JOB
Extract the full listing verbatim and drop any pictures from your copy.

Stored data:
---

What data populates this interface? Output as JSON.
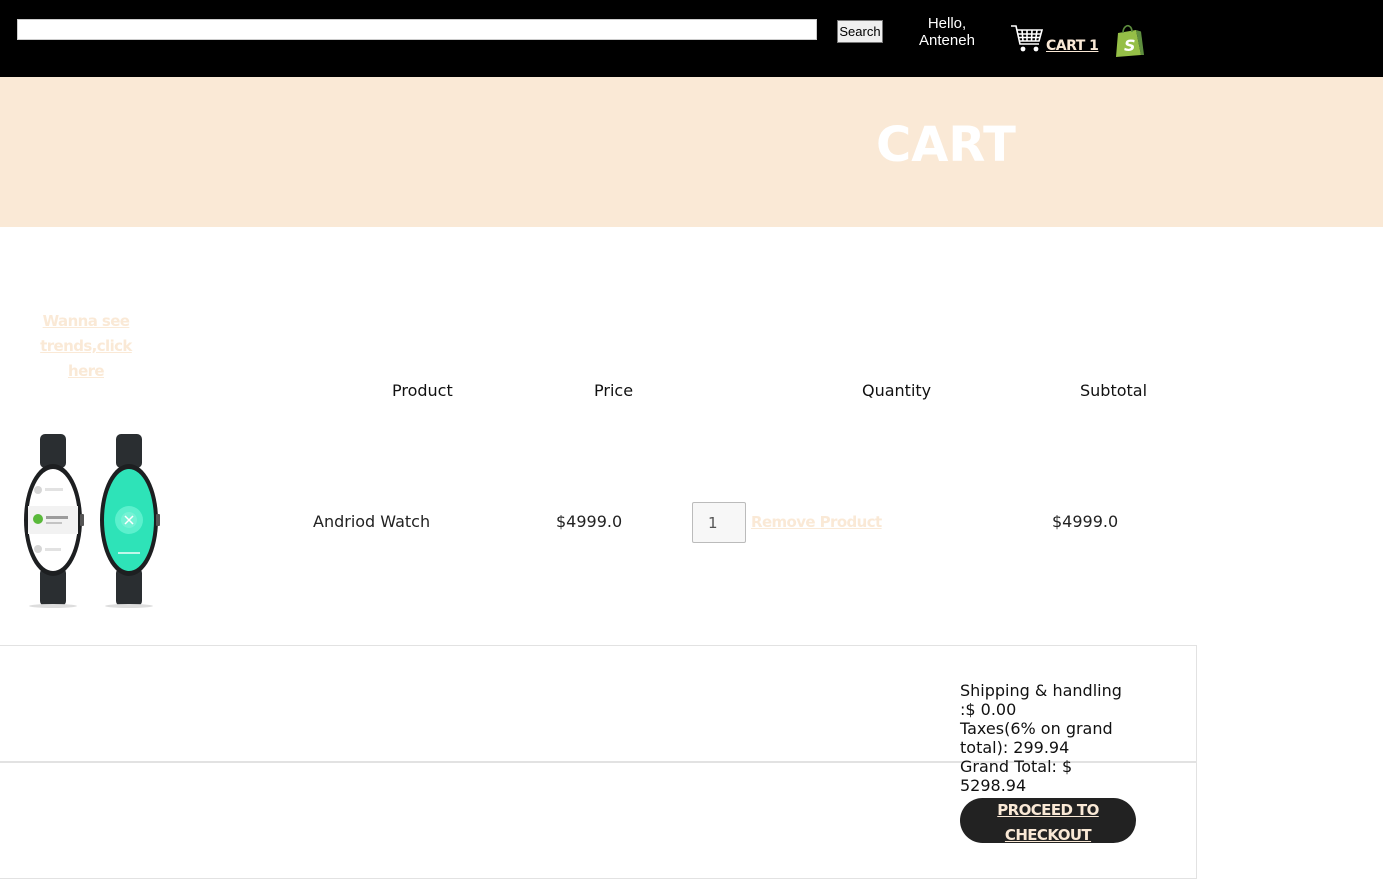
{
  "header": {
    "search": {
      "value": "",
      "placeholder": ""
    },
    "search_button": "Search",
    "greeting_line1": "Hello,",
    "greeting_line2": "Anteneh",
    "cart_label": "CART 1",
    "icons": [
      "cart-icon",
      "shopify-bag-icon"
    ]
  },
  "banner": {
    "title": "CART"
  },
  "trends_link": {
    "line1": "Wanna see trends,click",
    "line2": "here"
  },
  "table": {
    "headers": [
      "Product",
      "Price",
      "Quantity",
      "Subtotal"
    ],
    "rows": [
      {
        "image": "android-watch-image",
        "name": "Andriod Watch",
        "price": "$4999.0",
        "quantity": "1",
        "remove_label": "Remove Product",
        "subtotal": "$4999.0"
      }
    ]
  },
  "summary": {
    "shipping_line1": "Shipping & handling",
    "shipping_line2": ":$ 0.00",
    "taxes_line1": "Taxes(6% on grand",
    "taxes_line2": "total): 299.94",
    "grand_line1": "Grand Total: $",
    "grand_line2": "5298.94",
    "checkout_line1": "PROCEED TO",
    "checkout_line2": "CHECKOUT"
  },
  "colors": {
    "topbar": "#000000",
    "accent": "#fae9d6",
    "button_dark": "#222222",
    "shopify_green": "#95bf47"
  }
}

---

EXERCISE RESPONSE
What data populates this interface? Output as JSON.
{
  "header": {
    "search": {
      "value": "",
      "placeholder": ""
    },
    "search_button": "Search",
    "greeting_line1": "Hello,",
    "greeting_line2": "Anteneh",
    "cart_label": "CART 1",
    "icons": [
      "cart-icon",
      "shopify-bag-icon"
    ]
  },
  "banner": {
    "title": "CART"
  },
  "trends_link": {
    "line1": "Wanna see trends,click",
    "line2": "here"
  },
  "table": {
    "headers": [
      "Product",
      "Price",
      "Quantity",
      "Subtotal"
    ],
    "rows": [
      {
        "image": "android-watch-image",
        "name": "Andriod Watch",
        "price": "$4999.0",
        "quantity": "1",
        "remove_label": "Remove Product",
        "subtotal": "$4999.0"
      }
    ]
  },
  "summary": {
    "shipping_line1": "Shipping & handling",
    "shipping_line2": ":$ 0.00",
    "taxes_line1": "Taxes(6% on grand",
    "taxes_line2": "total): 299.94",
    "grand_line1": "Grand Total: $",
    "grand_line2": "5298.94",
    "checkout_line1": "PROCEED TO",
    "checkout_line2": "CHECKOUT"
  },
  "colors": {
    "topbar": "#000000",
    "accent": "#fae9d6",
    "button_dark": "#222222",
    "shopify_green": "#95bf47"
  }
}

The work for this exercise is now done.